OBJECTIVE =>
Quote, verbatim, all material below, without pictures.

╭─ SUPPLIED ENTRIES

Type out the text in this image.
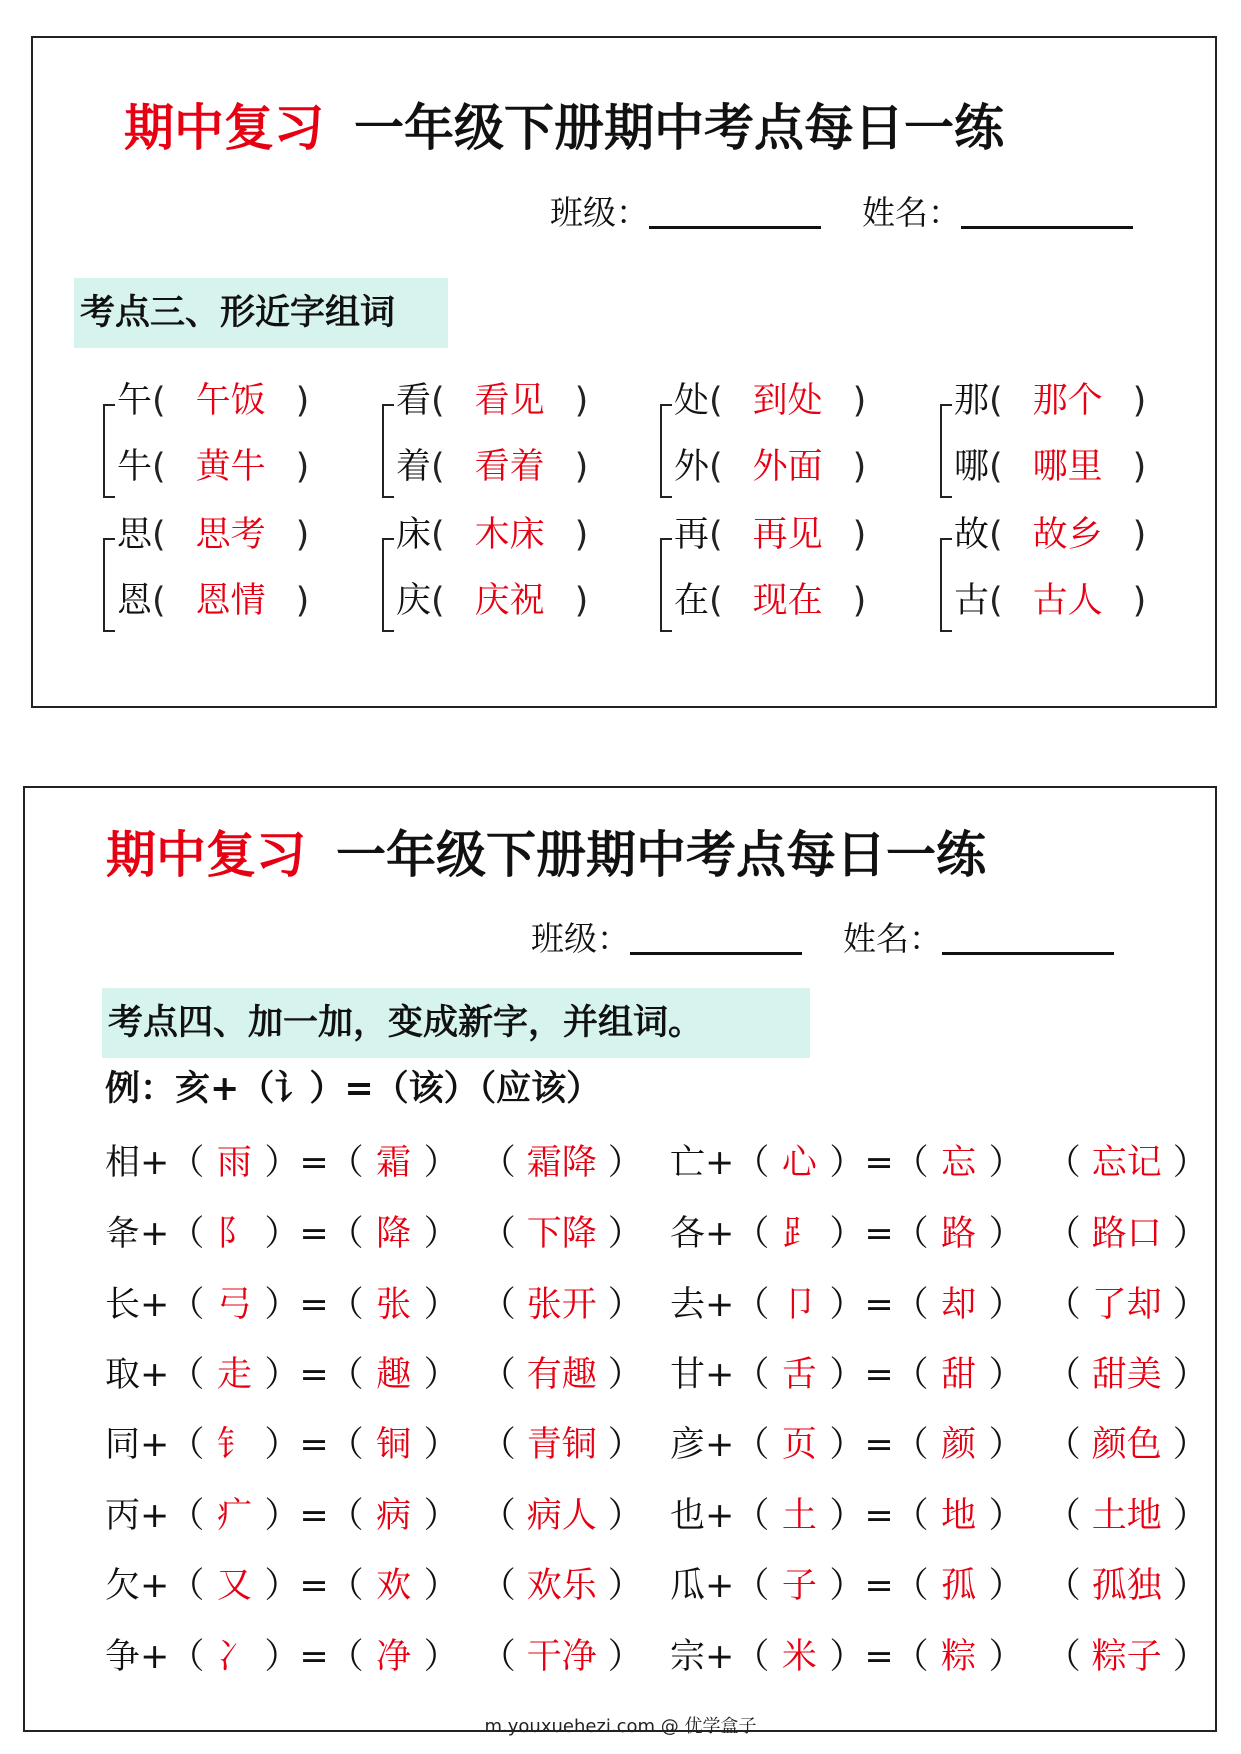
期中复习 一年级下册期中考点每日一练
班级：	姓名：
考点三、形近字组词
午( 午饭 )
牛( 黄牛 )
看( 看见 )
着( 看着 )
处( 到处 )
外( 外面 )
那( 那个 )
哪( 哪里 )
思( 思考 )
恩( 恩情 )
床( 木床 )
庆( 庆祝 )
再( 再见 )
在( 现在 )
故( 故乡 )
古( 古人 )
期中复习 一年级下册期中考点每日一练
班级：	姓名：
考点四、加一加，变成新字，并组词。
例：亥+（讠）=（该）（应该）
相+（ 雨 ）=（ 霜 ） （ 霜降 ）
夅+（ 阝 ）=（ 降 ） （ 下降 ）
长+（ 弓 ）=（ 张 ） （ 张开 ）
取+（ 走 ）=（ 趣 ） （ 有趣 ）
同+（ 钅 ）=（ 铜 ） （ 青铜 ）
丙+（ 疒 ）=（ 病 ） （ 病人 ）
欠+（ 又 ）=（ 欢 ） （ 欢乐 ）
争+（ 冫 ）=（ 净 ） （ 干净 ）
亡+（ 心 ）=（ 忘 ） （ 忘记 ）
各+（ ⻊ ）=（ 路 ） （ 路口 ）
去+（ 卩 ）=（ 却 ） （ 了却 ）
甘+（ 舌 ）=（ 甜 ） （ 甜美 ）
彦+（ 页 ）=（ 颜 ） （ 颜色 ）
也+（ 土 ）=（ 地 ） （ 土地 ）
瓜+（ 子 ）=（ 孤 ） （ 孤独 ）
宗+（ 米 ）=（ 粽 ） （ 粽子 ）
m.youxuehezi.com @ 优学盒子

╰─

FULL SOLUTION =>
Type out the text in this image.
期中复习 一年级下册期中考点每日一练
班级：	姓名：
考点三、形近字组词
午( 午饭 )
牛( 黄牛 )
看( 看见 )
着( 看着 )
处( 到处 )
外( 外面 )
那( 那个 )
哪( 哪里 )
思( 思考 )
恩( 恩情 )
床( 木床 )
庆( 庆祝 )
再( 再见 )
在( 现在 )
故( 故乡 )
古( 古人 )
期中复习 一年级下册期中考点每日一练
班级：	姓名：
考点四、加一加，变成新字，并组词。
例：亥+（讠）=（该）（应该）
相+（ 雨 ）=（ 霜 ） （ 霜降 ）
夅+（ 阝 ）=（ 降 ） （ 下降 ）
长+（ 弓 ）=（ 张 ） （ 张开 ）
取+（ 走 ）=（ 趣 ） （ 有趣 ）
同+（ 钅 ）=（ 铜 ） （ 青铜 ）
丙+（ 疒 ）=（ 病 ） （ 病人 ）
欠+（ 又 ）=（ 欢 ） （ 欢乐 ）
争+（ 冫 ）=（ 净 ） （ 干净 ）
亡+（ 心 ）=（ 忘 ） （ 忘记 ）
各+（ ⻊ ）=（ 路 ） （ 路口 ）
去+（ 卩 ）=（ 却 ） （ 了却 ）
甘+（ 舌 ）=（ 甜 ） （ 甜美 ）
彦+（ 页 ）=（ 颜 ） （ 颜色 ）
也+（ 土 ）=（ 地 ） （ 土地 ）
瓜+（ 子 ）=（ 孤 ） （ 孤独 ）
宗+（ 米 ）=（ 粽 ） （ 粽子 ）
m.youxuehezi.com @ 优学盒子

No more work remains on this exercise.